# EXERCISE PROMPT
If a line below contains the string "Sniper", copy it out.

::::::::

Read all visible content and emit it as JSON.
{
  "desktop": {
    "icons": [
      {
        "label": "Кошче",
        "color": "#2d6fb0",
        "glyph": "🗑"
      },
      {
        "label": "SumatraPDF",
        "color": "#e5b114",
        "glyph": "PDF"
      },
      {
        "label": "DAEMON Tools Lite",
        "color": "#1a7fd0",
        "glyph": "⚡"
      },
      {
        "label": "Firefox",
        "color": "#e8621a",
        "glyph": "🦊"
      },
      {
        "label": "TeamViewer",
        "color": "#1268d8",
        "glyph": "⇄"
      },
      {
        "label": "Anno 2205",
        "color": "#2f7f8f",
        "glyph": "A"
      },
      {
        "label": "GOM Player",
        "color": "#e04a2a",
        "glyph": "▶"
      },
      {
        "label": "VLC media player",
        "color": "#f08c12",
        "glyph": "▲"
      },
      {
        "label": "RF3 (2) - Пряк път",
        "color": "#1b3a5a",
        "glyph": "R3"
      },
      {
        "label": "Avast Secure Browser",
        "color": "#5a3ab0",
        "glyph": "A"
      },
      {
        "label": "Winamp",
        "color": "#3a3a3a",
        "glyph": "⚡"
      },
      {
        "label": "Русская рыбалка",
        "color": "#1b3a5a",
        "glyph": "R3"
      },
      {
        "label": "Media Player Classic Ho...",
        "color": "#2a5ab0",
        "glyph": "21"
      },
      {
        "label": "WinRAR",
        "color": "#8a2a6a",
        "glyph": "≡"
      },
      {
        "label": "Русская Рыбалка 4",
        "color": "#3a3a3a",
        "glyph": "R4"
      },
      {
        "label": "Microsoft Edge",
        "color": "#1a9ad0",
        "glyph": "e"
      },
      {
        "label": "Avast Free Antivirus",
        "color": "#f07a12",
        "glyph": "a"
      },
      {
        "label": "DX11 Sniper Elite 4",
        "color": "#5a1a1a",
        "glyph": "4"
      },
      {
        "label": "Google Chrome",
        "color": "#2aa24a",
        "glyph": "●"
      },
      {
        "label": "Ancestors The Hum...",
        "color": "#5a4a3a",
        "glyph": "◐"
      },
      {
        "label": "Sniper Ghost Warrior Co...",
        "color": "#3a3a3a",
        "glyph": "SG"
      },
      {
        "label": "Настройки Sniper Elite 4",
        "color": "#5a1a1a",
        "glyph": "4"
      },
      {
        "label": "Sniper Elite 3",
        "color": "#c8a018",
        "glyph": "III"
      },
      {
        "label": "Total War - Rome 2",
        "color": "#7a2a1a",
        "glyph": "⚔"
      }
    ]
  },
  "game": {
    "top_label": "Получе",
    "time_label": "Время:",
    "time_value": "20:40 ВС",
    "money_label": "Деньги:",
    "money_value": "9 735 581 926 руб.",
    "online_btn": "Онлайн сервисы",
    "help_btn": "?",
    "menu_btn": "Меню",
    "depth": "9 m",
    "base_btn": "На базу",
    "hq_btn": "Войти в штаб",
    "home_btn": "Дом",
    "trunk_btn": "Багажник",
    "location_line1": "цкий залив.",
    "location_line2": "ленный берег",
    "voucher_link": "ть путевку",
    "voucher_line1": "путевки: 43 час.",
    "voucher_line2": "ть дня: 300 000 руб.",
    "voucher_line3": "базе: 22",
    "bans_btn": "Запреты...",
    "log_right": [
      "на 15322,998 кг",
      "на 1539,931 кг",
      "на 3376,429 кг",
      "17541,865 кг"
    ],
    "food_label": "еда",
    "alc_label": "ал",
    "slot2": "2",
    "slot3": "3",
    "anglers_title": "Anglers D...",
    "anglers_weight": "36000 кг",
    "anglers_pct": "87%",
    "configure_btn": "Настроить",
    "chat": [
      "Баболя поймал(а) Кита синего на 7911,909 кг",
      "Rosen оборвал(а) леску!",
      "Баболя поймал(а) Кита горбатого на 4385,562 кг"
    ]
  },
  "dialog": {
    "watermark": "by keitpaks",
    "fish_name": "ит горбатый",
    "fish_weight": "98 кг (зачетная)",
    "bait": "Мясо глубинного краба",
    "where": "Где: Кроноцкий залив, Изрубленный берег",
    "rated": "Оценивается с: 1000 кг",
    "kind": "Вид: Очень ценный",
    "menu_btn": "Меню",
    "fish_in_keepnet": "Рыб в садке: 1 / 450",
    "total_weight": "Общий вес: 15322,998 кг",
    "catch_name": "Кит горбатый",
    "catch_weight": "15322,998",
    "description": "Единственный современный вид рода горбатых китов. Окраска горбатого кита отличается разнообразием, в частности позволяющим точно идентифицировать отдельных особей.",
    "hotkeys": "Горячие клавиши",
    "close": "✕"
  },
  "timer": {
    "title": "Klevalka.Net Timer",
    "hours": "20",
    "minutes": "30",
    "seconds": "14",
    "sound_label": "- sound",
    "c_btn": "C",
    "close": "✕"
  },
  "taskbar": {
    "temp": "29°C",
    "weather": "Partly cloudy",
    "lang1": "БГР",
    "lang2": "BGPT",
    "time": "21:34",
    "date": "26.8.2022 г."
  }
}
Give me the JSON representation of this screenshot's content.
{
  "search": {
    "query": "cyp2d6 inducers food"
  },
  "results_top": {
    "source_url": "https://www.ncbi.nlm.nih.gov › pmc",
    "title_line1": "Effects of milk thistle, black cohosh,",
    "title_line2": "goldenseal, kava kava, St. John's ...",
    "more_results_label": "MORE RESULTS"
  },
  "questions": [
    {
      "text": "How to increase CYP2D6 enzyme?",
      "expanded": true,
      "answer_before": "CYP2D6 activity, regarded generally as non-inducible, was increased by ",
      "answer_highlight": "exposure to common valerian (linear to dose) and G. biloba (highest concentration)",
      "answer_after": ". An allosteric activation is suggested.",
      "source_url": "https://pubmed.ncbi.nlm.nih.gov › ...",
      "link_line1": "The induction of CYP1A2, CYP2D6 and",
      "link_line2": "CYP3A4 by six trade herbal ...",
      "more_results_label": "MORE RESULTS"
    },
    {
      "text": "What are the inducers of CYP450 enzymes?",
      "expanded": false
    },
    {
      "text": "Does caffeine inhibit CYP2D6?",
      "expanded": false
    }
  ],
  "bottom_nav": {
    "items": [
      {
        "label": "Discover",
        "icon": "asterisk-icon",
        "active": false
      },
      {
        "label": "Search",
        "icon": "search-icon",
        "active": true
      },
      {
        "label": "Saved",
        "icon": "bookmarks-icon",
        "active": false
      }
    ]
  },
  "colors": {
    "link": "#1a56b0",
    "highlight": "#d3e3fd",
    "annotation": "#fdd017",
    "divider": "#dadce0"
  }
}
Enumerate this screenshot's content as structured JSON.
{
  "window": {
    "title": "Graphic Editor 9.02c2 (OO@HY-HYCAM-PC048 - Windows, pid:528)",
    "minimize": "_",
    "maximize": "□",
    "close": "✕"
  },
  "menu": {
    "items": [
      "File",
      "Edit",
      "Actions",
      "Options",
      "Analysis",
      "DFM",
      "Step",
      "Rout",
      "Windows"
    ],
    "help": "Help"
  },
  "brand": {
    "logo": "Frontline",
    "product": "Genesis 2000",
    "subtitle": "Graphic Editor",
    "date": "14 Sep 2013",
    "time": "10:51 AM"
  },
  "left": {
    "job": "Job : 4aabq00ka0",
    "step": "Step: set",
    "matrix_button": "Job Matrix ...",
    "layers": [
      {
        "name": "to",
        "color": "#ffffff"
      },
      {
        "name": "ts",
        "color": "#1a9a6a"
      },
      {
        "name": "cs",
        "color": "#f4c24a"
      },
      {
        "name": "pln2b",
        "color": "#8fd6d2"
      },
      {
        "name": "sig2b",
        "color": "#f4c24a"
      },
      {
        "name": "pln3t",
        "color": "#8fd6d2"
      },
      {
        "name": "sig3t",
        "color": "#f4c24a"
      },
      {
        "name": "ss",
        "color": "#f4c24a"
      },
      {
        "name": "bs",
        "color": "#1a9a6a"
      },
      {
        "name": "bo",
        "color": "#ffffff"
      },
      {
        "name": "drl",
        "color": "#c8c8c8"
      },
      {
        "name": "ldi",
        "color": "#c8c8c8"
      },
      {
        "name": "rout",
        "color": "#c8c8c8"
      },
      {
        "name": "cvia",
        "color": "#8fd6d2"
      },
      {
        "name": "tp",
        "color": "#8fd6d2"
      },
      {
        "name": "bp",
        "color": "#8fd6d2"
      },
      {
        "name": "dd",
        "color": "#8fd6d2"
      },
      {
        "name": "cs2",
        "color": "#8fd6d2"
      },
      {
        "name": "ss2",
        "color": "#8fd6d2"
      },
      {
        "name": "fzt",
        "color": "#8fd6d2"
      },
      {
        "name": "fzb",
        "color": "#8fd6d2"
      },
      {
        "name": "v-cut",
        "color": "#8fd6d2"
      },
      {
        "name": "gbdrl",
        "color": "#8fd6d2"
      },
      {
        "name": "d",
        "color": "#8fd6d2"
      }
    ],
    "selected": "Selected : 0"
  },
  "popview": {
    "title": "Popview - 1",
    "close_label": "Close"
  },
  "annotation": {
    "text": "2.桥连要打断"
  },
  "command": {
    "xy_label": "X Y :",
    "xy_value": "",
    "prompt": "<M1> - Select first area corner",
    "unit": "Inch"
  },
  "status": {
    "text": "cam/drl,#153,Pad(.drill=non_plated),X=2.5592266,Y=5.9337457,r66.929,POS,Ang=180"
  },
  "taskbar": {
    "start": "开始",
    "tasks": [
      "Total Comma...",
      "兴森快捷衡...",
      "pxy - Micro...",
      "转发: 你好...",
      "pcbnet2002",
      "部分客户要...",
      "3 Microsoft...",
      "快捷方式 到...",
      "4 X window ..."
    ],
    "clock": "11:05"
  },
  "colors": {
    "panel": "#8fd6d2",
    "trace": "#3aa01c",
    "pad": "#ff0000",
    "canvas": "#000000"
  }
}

::::::::

# WRITTEN SOLUTION
        "label": "DX11 Sniper Elite 4",
        "label": "Sniper Ghost Warrior Co...",
        "label": "Настройки Sniper Elite 4",
        "label": "Sniper Elite 3",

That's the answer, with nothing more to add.